── MATERIAL ──

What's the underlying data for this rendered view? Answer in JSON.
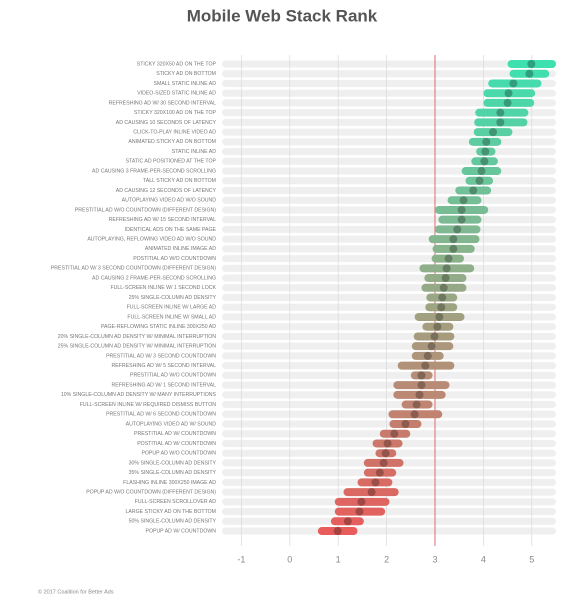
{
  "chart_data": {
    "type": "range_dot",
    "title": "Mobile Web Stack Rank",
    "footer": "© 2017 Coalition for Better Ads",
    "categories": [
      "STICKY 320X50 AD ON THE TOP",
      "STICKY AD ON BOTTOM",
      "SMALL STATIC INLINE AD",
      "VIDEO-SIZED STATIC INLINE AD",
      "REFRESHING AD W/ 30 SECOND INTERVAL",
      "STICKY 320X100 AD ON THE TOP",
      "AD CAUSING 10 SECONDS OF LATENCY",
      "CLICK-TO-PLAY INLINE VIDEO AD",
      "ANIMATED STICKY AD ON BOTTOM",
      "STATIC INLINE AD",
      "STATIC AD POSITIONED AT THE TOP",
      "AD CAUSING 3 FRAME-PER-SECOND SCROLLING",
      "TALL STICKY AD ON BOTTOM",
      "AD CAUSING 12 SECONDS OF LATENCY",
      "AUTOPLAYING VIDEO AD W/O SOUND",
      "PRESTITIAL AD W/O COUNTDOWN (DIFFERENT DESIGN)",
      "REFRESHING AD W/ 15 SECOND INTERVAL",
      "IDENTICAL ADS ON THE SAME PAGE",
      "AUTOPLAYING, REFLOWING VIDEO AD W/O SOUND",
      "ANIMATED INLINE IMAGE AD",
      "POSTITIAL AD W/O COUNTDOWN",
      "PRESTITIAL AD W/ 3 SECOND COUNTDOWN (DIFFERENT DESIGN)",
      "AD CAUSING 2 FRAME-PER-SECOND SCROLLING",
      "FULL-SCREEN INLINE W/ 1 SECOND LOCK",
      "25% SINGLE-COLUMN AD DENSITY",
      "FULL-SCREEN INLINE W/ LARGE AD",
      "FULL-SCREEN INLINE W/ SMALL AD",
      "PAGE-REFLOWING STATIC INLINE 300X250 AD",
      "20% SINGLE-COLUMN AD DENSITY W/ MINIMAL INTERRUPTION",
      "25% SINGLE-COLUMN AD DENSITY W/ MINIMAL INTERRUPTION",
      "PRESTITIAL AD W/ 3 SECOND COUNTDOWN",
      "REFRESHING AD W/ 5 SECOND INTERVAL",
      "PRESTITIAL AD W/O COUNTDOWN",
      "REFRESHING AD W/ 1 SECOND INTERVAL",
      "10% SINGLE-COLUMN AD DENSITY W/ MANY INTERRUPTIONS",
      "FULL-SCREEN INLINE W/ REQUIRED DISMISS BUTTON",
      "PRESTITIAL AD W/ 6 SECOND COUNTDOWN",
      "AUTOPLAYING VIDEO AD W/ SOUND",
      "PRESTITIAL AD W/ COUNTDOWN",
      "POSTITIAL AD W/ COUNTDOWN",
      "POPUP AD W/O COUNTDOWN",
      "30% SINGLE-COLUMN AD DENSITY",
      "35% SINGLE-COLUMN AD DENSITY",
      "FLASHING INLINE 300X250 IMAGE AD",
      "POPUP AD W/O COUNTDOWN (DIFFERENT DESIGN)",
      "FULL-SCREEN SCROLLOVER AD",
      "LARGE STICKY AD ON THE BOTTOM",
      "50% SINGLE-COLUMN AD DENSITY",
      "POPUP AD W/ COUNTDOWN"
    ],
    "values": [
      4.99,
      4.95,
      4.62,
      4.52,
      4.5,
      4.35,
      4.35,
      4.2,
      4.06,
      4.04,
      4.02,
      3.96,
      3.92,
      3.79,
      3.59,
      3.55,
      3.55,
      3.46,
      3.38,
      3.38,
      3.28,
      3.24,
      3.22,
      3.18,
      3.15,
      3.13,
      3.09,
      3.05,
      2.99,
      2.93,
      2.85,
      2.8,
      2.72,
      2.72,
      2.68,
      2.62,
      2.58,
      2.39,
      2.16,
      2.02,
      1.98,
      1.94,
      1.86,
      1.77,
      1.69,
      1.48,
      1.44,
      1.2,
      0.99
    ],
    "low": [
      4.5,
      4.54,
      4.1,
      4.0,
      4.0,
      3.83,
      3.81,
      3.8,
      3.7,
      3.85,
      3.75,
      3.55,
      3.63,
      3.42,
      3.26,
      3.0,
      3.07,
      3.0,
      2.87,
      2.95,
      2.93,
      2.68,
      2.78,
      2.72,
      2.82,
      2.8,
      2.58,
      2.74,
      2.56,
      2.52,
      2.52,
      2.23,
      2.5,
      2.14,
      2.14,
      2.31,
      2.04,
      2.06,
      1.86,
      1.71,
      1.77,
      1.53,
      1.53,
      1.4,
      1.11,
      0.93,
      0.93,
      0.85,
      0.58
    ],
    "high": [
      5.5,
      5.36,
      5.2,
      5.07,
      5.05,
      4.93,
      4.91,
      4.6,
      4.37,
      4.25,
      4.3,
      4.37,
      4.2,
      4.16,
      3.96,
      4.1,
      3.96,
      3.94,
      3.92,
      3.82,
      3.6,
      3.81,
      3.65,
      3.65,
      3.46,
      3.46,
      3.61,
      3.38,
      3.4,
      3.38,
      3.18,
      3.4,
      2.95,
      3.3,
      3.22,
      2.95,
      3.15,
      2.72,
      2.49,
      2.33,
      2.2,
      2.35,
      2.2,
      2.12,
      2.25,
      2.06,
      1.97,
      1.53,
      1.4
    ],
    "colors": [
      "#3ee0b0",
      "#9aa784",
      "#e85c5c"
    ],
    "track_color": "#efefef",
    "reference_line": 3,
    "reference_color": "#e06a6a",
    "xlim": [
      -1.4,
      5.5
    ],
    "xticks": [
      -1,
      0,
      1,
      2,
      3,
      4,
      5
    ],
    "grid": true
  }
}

───

## [THE EXERCISE]
Quote every record above exactly, leaving out the pictures.

## [RESPONSE]
What's the underlying data for this rendered view? Answer in JSON.
{
  "chart_data": {
    "type": "range_dot",
    "title": "Mobile Web Stack Rank",
    "footer": "© 2017 Coalition for Better Ads",
    "categories": [
      "STICKY 320X50 AD ON THE TOP",
      "STICKY AD ON BOTTOM",
      "SMALL STATIC INLINE AD",
      "VIDEO-SIZED STATIC INLINE AD",
      "REFRESHING AD W/ 30 SECOND INTERVAL",
      "STICKY 320X100 AD ON THE TOP",
      "AD CAUSING 10 SECONDS OF LATENCY",
      "CLICK-TO-PLAY INLINE VIDEO AD",
      "ANIMATED STICKY AD ON BOTTOM",
      "STATIC INLINE AD",
      "STATIC AD POSITIONED AT THE TOP",
      "AD CAUSING 3 FRAME-PER-SECOND SCROLLING",
      "TALL STICKY AD ON BOTTOM",
      "AD CAUSING 12 SECONDS OF LATENCY",
      "AUTOPLAYING VIDEO AD W/O SOUND",
      "PRESTITIAL AD W/O COUNTDOWN (DIFFERENT DESIGN)",
      "REFRESHING AD W/ 15 SECOND INTERVAL",
      "IDENTICAL ADS ON THE SAME PAGE",
      "AUTOPLAYING, REFLOWING VIDEO AD W/O SOUND",
      "ANIMATED INLINE IMAGE AD",
      "POSTITIAL AD W/O COUNTDOWN",
      "PRESTITIAL AD W/ 3 SECOND COUNTDOWN (DIFFERENT DESIGN)",
      "AD CAUSING 2 FRAME-PER-SECOND SCROLLING",
      "FULL-SCREEN INLINE W/ 1 SECOND LOCK",
      "25% SINGLE-COLUMN AD DENSITY",
      "FULL-SCREEN INLINE W/ LARGE AD",
      "FULL-SCREEN INLINE W/ SMALL AD",
      "PAGE-REFLOWING STATIC INLINE 300X250 AD",
      "20% SINGLE-COLUMN AD DENSITY W/ MINIMAL INTERRUPTION",
      "25% SINGLE-COLUMN AD DENSITY W/ MINIMAL INTERRUPTION",
      "PRESTITIAL AD W/ 3 SECOND COUNTDOWN",
      "REFRESHING AD W/ 5 SECOND INTERVAL",
      "PRESTITIAL AD W/O COUNTDOWN",
      "REFRESHING AD W/ 1 SECOND INTERVAL",
      "10% SINGLE-COLUMN AD DENSITY W/ MANY INTERRUPTIONS",
      "FULL-SCREEN INLINE W/ REQUIRED DISMISS BUTTON",
      "PRESTITIAL AD W/ 6 SECOND COUNTDOWN",
      "AUTOPLAYING VIDEO AD W/ SOUND",
      "PRESTITIAL AD W/ COUNTDOWN",
      "POSTITIAL AD W/ COUNTDOWN",
      "POPUP AD W/O COUNTDOWN",
      "30% SINGLE-COLUMN AD DENSITY",
      "35% SINGLE-COLUMN AD DENSITY",
      "FLASHING INLINE 300X250 IMAGE AD",
      "POPUP AD W/O COUNTDOWN (DIFFERENT DESIGN)",
      "FULL-SCREEN SCROLLOVER AD",
      "LARGE STICKY AD ON THE BOTTOM",
      "50% SINGLE-COLUMN AD DENSITY",
      "POPUP AD W/ COUNTDOWN"
    ],
    "values": [
      4.99,
      4.95,
      4.62,
      4.52,
      4.5,
      4.35,
      4.35,
      4.2,
      4.06,
      4.04,
      4.02,
      3.96,
      3.92,
      3.79,
      3.59,
      3.55,
      3.55,
      3.46,
      3.38,
      3.38,
      3.28,
      3.24,
      3.22,
      3.18,
      3.15,
      3.13,
      3.09,
      3.05,
      2.99,
      2.93,
      2.85,
      2.8,
      2.72,
      2.72,
      2.68,
      2.62,
      2.58,
      2.39,
      2.16,
      2.02,
      1.98,
      1.94,
      1.86,
      1.77,
      1.69,
      1.48,
      1.44,
      1.2,
      0.99
    ],
    "low": [
      4.5,
      4.54,
      4.1,
      4.0,
      4.0,
      3.83,
      3.81,
      3.8,
      3.7,
      3.85,
      3.75,
      3.55,
      3.63,
      3.42,
      3.26,
      3.0,
      3.07,
      3.0,
      2.87,
      2.95,
      2.93,
      2.68,
      2.78,
      2.72,
      2.82,
      2.8,
      2.58,
      2.74,
      2.56,
      2.52,
      2.52,
      2.23,
      2.5,
      2.14,
      2.14,
      2.31,
      2.04,
      2.06,
      1.86,
      1.71,
      1.77,
      1.53,
      1.53,
      1.4,
      1.11,
      0.93,
      0.93,
      0.85,
      0.58
    ],
    "high": [
      5.5,
      5.36,
      5.2,
      5.07,
      5.05,
      4.93,
      4.91,
      4.6,
      4.37,
      4.25,
      4.3,
      4.37,
      4.2,
      4.16,
      3.96,
      4.1,
      3.96,
      3.94,
      3.92,
      3.82,
      3.6,
      3.81,
      3.65,
      3.65,
      3.46,
      3.46,
      3.61,
      3.38,
      3.4,
      3.38,
      3.18,
      3.4,
      2.95,
      3.3,
      3.22,
      2.95,
      3.15,
      2.72,
      2.49,
      2.33,
      2.2,
      2.35,
      2.2,
      2.12,
      2.25,
      2.06,
      1.97,
      1.53,
      1.4
    ],
    "colors": [
      "#3ee0b0",
      "#9aa784",
      "#e85c5c"
    ],
    "track_color": "#efefef",
    "reference_line": 3,
    "reference_color": "#e06a6a",
    "xlim": [
      -1.4,
      5.5
    ],
    "xticks": [
      -1,
      0,
      1,
      2,
      3,
      4,
      5
    ],
    "grid": true
  }
}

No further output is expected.